[Saved data entries]
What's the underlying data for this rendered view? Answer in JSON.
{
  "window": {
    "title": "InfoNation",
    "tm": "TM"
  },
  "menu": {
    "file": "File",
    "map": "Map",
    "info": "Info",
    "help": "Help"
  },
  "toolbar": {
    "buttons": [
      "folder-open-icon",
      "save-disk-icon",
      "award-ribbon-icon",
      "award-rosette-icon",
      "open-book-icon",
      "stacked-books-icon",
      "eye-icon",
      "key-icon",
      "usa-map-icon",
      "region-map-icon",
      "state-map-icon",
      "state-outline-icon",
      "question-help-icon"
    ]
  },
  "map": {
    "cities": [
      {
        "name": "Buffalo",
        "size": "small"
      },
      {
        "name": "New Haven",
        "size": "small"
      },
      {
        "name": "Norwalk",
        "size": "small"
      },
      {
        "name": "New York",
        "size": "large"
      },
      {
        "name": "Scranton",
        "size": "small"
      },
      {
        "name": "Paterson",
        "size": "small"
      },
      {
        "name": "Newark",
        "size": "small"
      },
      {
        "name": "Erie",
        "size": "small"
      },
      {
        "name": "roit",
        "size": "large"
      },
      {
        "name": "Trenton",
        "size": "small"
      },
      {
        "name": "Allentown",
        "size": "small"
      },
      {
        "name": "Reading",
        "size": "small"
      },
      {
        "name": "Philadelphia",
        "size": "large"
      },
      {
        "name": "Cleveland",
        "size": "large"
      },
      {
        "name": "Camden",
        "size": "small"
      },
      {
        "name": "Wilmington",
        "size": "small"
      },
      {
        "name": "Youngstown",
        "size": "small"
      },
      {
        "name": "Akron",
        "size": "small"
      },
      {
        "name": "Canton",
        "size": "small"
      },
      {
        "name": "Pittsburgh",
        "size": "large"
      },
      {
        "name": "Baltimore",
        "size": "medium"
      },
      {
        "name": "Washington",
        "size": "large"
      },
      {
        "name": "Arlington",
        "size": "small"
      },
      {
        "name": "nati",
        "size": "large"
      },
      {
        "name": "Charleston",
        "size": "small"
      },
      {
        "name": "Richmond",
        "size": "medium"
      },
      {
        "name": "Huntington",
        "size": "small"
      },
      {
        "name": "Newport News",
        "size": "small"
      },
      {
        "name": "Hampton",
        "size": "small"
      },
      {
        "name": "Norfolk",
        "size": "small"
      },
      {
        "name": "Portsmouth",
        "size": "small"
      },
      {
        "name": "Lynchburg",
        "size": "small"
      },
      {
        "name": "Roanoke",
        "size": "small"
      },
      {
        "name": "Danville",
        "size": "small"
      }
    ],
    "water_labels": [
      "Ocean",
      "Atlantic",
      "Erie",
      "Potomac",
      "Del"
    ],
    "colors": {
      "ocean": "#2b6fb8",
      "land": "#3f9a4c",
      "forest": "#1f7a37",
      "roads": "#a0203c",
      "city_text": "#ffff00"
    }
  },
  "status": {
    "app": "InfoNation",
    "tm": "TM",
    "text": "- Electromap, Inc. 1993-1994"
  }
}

- Exercise details
Go through the entries above and pull out each line with "award" in it.

- Finished answer
      "award-ribbon-icon",
      "award-rosette-icon",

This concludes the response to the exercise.